Reading passage
_ _ _
Re: basic question on sharing results from ./documentAnalyzer.sh demo

Marshall Schor Tue, 11 Jan 2011 05:50:34 -0800


On 12/30/2010 12:24 PM, Ted Pedersen wrote:
> PS Just a few details on a second experiment, as there was an
> interesting little twist that initially confused me. This time I just
> used
>
> Analysis Engine : PersonTitleAnnotator.xml
>
> and ran as described below. What was nice about this was that all the
> possible titles as defined in the xml file were shown to me in the CPE
> Gui, so I could review those and remove or add as needed....
>
> But, initially I did not get any titles identified! Instead I got the
> following error....
>
> No output is being produced by the PersonTitleAnnotator because the
> Result Specification did not contain a request for the type
> example.PersonTitle with the language 'x-unspecified'
>   (Note: this message will only be shown once.)


We put in that error message in the 2.3.1 version of the PersonTitleAnnotator -
because others have been hit with this same issue - the annotator previously
just produced nothing, with no message.  You can find out more about results
specification, in the documentation:
http://uima.apache.org/d/uimaj-2.3.1/tutorials_and_users_guides.html#ugr.tug.aae.result_specification_setting

Many annotators ignore the result specification, and produce their output
regardless.  But the PersonTitleAnnotator was written to be more of a tutorial,
teaching example, and has code in it that makes use of it.  You can see this
code here:
http://svn.apache.org/viewvc/uima/uimaj/tags/uimaj-2.3.1/uimaj-examples/src/main/java/org/apache/uima/examples/cas/PersonTitleAnnotator.java?revision=1044478&view=markup
<http://svn.apache.org/viewvc/uima/uimaj/tags/uimaj-2.3.1/uimaj-examples/src/main/java/org/apache/uima/examples/cas/PersonTitleAnnotator.java?revision=1044478&view=markup>
see around line 158.

-Marshall
> So, on a hunch I specified the language as English (en) via the field
> provided for that in the CPE (which is blank by default it seems), and
> then I re-ran and got results. Note that before getting results I
> added Professor to the list of titles (via the CPE).
>
> Anyway, after doing the above with the PersonTitle Analysis Engine, I
> got the following results...
>
> <++++NEW DOCUMENT++++>
> DOCUMENT URI:file:/home/ted/data/test.txt
>
> uima.tcas.DocumentAnnotation Professor Jimmy Smith and Mr. John Smith
> are friends. They both live in  Mankato and like the Minnesota
> Gophers, but they aren't too happy with  Coach Jones.
> example.PersonTitle Professor
> org.apache.uima.examples.SourceDocumentInformation
> example.PersonTitle Mr.
>
> So...very nice.
>
> Thanks!
> Ted
>
> On Thu, Dec 30, 2010 at 10:56 AM, Ted Pedersen <[email protected]> wrote:
>> Thank you!!! Mission accomplished. :)
>>
>> Just to make a few notes on how I did this (in the event anyone else
>> ever wonders, and to make sure I didn't do this in a weird way...)
>>
>> I created a plain text input file that consisted of the following....
_ _ _
Goal 1
In the thread, which language did the poster enter in the CPE to make the PersonTitleAnnotator produce results?
_ _ _
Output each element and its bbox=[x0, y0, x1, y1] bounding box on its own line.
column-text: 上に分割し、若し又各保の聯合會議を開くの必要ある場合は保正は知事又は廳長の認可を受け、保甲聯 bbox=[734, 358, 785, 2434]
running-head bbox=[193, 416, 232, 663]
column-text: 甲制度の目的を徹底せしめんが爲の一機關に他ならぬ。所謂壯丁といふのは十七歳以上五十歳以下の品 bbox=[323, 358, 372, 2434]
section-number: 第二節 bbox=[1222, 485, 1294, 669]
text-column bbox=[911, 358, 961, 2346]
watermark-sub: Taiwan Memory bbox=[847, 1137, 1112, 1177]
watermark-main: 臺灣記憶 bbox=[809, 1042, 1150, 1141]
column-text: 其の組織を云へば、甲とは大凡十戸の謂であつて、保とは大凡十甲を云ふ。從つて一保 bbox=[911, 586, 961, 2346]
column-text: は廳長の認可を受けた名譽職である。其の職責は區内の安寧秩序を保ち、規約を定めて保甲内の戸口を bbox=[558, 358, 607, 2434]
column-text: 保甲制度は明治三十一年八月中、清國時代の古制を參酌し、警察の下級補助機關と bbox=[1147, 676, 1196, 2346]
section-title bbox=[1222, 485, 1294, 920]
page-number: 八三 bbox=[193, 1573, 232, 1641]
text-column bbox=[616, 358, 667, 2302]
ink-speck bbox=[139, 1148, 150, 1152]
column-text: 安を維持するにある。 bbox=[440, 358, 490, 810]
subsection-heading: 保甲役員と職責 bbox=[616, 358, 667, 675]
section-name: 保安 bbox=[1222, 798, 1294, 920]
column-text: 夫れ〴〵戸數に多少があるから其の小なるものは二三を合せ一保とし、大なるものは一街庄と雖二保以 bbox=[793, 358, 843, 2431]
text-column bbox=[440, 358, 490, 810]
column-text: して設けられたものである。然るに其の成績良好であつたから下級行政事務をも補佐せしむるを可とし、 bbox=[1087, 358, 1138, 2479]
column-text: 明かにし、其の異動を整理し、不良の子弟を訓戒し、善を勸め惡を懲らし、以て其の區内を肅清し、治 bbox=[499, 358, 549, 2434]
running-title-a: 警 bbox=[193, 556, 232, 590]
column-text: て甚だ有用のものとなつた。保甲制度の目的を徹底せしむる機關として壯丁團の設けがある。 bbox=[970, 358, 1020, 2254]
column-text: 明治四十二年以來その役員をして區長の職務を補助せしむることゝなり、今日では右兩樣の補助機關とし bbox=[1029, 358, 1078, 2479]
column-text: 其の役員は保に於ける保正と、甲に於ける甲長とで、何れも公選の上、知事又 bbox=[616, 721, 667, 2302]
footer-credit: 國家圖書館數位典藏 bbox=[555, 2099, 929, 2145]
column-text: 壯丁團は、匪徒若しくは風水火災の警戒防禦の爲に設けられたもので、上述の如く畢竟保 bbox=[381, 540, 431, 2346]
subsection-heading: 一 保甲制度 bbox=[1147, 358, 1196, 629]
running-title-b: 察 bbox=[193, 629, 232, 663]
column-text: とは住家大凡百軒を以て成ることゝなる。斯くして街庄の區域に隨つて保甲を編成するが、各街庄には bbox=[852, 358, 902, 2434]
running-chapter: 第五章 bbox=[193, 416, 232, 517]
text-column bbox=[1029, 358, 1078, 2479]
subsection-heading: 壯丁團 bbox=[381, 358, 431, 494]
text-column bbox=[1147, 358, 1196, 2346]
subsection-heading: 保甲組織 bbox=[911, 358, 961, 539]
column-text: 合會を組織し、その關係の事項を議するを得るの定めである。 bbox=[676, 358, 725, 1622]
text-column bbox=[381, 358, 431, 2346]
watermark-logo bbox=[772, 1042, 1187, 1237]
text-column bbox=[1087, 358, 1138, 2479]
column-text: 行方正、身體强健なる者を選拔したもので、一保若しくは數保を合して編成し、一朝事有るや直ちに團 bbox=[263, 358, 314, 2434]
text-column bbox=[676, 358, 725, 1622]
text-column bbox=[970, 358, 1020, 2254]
_ _ _
Goal 2
Copy the entries exactly, from the first line through the line containing "text-column bbox=[616, 358, 667, 2302]", including both.

Output 1
English (en).

Output 2
Output each element and its bbox=[x0, y0, x1, y1] bounding box on its own line.
column-text: 上に分割し、若し又各保の聯合會議を開くの必要ある場合は保正は知事又は廳長の認可を受け、保甲聯 bbox=[734, 358, 785, 2434]
running-head bbox=[193, 416, 232, 663]
column-text: 甲制度の目的を徹底せしめんが爲の一機關に他ならぬ。所謂壯丁といふのは十七歳以上五十歳以下の品 bbox=[323, 358, 372, 2434]
section-number: 第二節 bbox=[1222, 485, 1294, 669]
text-column bbox=[911, 358, 961, 2346]
watermark-sub: Taiwan Memory bbox=[847, 1137, 1112, 1177]
watermark-main: 臺灣記憶 bbox=[809, 1042, 1150, 1141]
column-text: 其の組織を云へば、甲とは大凡十戸の謂であつて、保とは大凡十甲を云ふ。從つて一保 bbox=[911, 586, 961, 2346]
column-text: は廳長の認可を受けた名譽職である。其の職責は區内の安寧秩序を保ち、規約を定めて保甲内の戸口を bbox=[558, 358, 607, 2434]
column-text: 保甲制度は明治三十一年八月中、清國時代の古制を參酌し、警察の下級補助機關と bbox=[1147, 676, 1196, 2346]
section-title bbox=[1222, 485, 1294, 920]
page-number: 八三 bbox=[193, 1573, 232, 1641]
text-column bbox=[616, 358, 667, 2302]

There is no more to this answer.